What you need to do >>
Your task is to print the material below exactly as presented.
# Start of Record extracts
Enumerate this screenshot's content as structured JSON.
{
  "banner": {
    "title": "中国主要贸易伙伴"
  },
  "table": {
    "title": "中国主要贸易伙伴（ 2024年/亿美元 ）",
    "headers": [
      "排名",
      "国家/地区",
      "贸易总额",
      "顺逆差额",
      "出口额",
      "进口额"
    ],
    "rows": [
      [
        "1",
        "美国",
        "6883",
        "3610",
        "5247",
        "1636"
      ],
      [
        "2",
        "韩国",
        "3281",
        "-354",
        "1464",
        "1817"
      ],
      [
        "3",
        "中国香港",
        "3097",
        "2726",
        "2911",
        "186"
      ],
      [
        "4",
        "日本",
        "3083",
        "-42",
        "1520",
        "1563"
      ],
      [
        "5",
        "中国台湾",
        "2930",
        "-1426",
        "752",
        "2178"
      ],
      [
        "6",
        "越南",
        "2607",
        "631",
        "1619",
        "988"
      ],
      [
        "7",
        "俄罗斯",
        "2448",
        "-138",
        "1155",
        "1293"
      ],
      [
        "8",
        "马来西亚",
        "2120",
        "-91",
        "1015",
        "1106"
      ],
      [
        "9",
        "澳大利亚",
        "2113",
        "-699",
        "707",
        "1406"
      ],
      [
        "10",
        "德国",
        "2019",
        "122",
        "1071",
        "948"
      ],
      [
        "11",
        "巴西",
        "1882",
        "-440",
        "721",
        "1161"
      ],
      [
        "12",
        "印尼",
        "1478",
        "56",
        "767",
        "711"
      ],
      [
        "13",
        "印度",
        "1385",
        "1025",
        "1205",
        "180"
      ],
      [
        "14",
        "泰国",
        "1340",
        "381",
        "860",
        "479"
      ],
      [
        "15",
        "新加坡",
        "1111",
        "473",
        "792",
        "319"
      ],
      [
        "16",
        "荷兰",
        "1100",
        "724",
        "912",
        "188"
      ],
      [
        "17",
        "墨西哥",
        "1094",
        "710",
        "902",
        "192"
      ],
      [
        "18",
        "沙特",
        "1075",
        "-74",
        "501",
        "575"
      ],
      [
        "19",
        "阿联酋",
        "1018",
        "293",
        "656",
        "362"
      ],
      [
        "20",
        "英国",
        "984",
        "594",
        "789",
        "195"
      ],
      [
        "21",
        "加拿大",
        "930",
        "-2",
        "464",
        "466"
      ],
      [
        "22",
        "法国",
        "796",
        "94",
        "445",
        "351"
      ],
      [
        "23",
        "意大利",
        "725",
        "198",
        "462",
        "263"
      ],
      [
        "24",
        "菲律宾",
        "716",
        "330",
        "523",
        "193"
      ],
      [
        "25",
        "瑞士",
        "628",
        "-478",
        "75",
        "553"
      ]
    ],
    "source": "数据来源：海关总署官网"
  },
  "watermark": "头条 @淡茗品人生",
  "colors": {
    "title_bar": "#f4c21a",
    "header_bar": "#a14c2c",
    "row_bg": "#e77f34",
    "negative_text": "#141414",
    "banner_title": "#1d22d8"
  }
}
# End of Record extracts
Answer to the problem >>
Enumerate this screenshot's content as structured JSON.
{
  "banner": {
    "title": "中国主要贸易伙伴"
  },
  "table": {
    "title": "中国主要贸易伙伴（ 2024年/亿美元 ）",
    "headers": [
      "排名",
      "国家/地区",
      "贸易总额",
      "顺逆差额",
      "出口额",
      "进口额"
    ],
    "rows": [
      [
        "1",
        "美国",
        "6883",
        "3610",
        "5247",
        "1636"
      ],
      [
        "2",
        "韩国",
        "3281",
        "-354",
        "1464",
        "1817"
      ],
      [
        "3",
        "中国香港",
        "3097",
        "2726",
        "2911",
        "186"
      ],
      [
        "4",
        "日本",
        "3083",
        "-42",
        "1520",
        "1563"
      ],
      [
        "5",
        "中国台湾",
        "2930",
        "-1426",
        "752",
        "2178"
      ],
      [
        "6",
        "越南",
        "2607",
        "631",
        "1619",
        "988"
      ],
      [
        "7",
        "俄罗斯",
        "2448",
        "-138",
        "1155",
        "1293"
      ],
      [
        "8",
        "马来西亚",
        "2120",
        "-91",
        "1015",
        "1106"
      ],
      [
        "9",
        "澳大利亚",
        "2113",
        "-699",
        "707",
        "1406"
      ],
      [
        "10",
        "德国",
        "2019",
        "122",
        "1071",
        "948"
      ],
      [
        "11",
        "巴西",
        "1882",
        "-440",
        "721",
        "1161"
      ],
      [
        "12",
        "印尼",
        "1478",
        "56",
        "767",
        "711"
      ],
      [
        "13",
        "印度",
        "1385",
        "1025",
        "1205",
        "180"
      ],
      [
        "14",
        "泰国",
        "1340",
        "381",
        "860",
        "479"
      ],
      [
        "15",
        "新加坡",
        "1111",
        "473",
        "792",
        "319"
      ],
      [
        "16",
        "荷兰",
        "1100",
        "724",
        "912",
        "188"
      ],
      [
        "17",
        "墨西哥",
        "1094",
        "710",
        "902",
        "192"
      ],
      [
        "18",
        "沙特",
        "1075",
        "-74",
        "501",
        "575"
      ],
      [
        "19",
        "阿联酋",
        "1018",
        "293",
        "656",
        "362"
      ],
      [
        "20",
        "英国",
        "984",
        "594",
        "789",
        "195"
      ],
      [
        "21",
        "加拿大",
        "930",
        "-2",
        "464",
        "466"
      ],
      [
        "22",
        "法国",
        "796",
        "94",
        "445",
        "351"
      ],
      [
        "23",
        "意大利",
        "725",
        "198",
        "462",
        "263"
      ],
      [
        "24",
        "菲律宾",
        "716",
        "330",
        "523",
        "193"
      ],
      [
        "25",
        "瑞士",
        "628",
        "-478",
        "75",
        "553"
      ]
    ],
    "source": "数据来源：海关总署官网"
  },
  "watermark": "头条 @淡茗品人生",
  "colors": {
    "title_bar": "#f4c21a",
    "header_bar": "#a14c2c",
    "row_bg": "#e77f34",
    "negative_text": "#141414",
    "banner_title": "#1d22d8"
  }
}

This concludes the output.